SUPPLIED DATA:
##########

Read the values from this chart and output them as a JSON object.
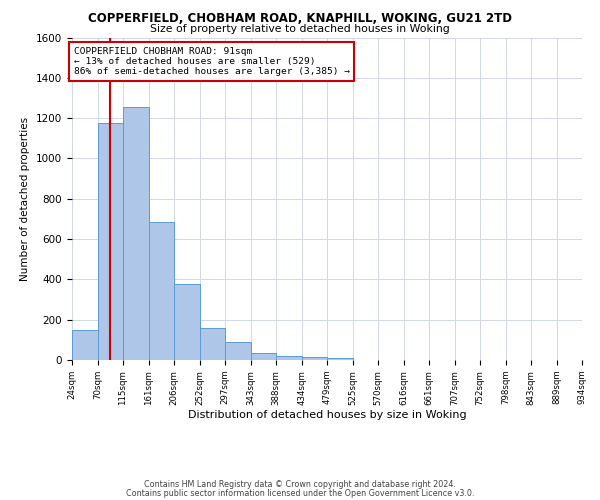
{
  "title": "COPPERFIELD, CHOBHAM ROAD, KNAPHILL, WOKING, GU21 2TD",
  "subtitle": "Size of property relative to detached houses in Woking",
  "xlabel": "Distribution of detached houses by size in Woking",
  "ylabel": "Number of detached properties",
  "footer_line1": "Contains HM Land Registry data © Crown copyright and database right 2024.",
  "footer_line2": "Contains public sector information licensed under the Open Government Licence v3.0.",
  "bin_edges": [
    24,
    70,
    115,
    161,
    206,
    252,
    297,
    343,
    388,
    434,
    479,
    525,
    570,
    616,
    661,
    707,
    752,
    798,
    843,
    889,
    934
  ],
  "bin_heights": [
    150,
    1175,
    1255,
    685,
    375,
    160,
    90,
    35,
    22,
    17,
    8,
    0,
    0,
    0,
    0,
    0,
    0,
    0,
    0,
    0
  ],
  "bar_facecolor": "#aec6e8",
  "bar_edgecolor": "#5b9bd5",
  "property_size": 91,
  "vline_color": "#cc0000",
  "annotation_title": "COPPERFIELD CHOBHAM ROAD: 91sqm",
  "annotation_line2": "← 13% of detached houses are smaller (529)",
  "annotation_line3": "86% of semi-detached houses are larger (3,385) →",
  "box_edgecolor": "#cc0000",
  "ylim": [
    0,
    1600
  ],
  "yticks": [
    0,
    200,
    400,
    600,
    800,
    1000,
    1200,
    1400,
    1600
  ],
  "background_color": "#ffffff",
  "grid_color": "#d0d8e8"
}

##########

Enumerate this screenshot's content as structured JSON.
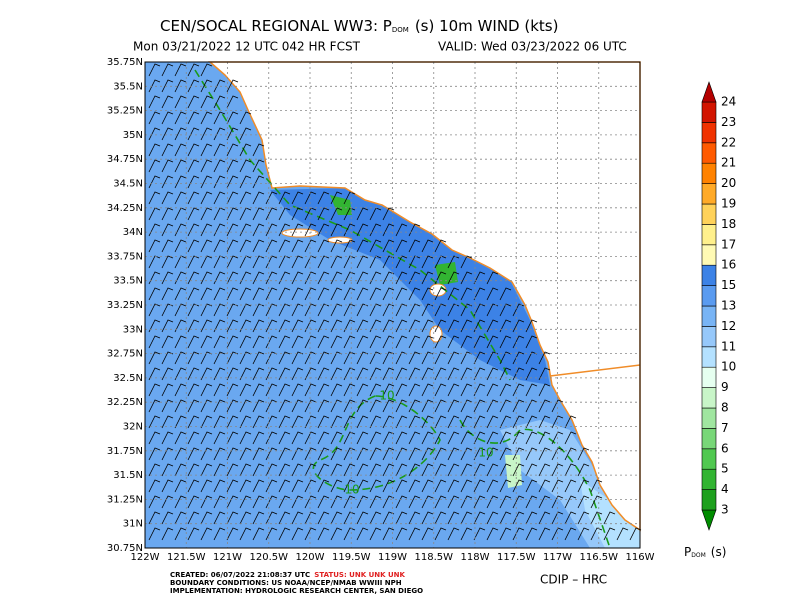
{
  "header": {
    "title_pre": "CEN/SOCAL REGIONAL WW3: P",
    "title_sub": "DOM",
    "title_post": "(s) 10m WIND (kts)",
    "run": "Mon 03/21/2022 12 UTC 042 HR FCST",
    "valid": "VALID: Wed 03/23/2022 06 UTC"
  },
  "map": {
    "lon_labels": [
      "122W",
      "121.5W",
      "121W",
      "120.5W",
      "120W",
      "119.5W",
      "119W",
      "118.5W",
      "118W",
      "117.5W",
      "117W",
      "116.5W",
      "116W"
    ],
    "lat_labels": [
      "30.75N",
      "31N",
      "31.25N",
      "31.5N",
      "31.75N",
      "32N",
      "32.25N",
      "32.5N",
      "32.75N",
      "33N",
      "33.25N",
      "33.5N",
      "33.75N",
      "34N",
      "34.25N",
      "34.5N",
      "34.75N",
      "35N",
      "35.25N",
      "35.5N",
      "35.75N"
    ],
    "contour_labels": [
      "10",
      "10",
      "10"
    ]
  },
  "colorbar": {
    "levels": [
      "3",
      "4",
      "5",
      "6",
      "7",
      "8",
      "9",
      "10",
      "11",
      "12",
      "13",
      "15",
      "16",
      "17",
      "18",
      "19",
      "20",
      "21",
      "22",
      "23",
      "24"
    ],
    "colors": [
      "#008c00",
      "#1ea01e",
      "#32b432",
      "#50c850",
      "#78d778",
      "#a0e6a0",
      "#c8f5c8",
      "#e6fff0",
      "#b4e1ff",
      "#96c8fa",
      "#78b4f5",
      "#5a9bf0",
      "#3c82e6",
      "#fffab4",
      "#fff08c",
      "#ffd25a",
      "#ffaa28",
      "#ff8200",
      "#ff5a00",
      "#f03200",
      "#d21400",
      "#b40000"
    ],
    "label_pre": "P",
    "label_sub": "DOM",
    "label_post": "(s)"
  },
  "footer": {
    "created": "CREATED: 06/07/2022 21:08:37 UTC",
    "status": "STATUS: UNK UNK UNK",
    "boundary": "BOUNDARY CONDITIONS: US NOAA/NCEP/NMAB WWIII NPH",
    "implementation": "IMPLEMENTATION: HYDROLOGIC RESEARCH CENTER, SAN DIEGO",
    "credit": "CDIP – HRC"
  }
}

##########

TASK DESCRIPTION: Pull out each line of the listing that holds the string "Contains".

RESULT:
  "footer_line1": "Contains HM Land Registry data © Crown copyright and database right 2024.",
  "footer_line2": "Contains public sector information licensed under the Open Government Licence v3.0.",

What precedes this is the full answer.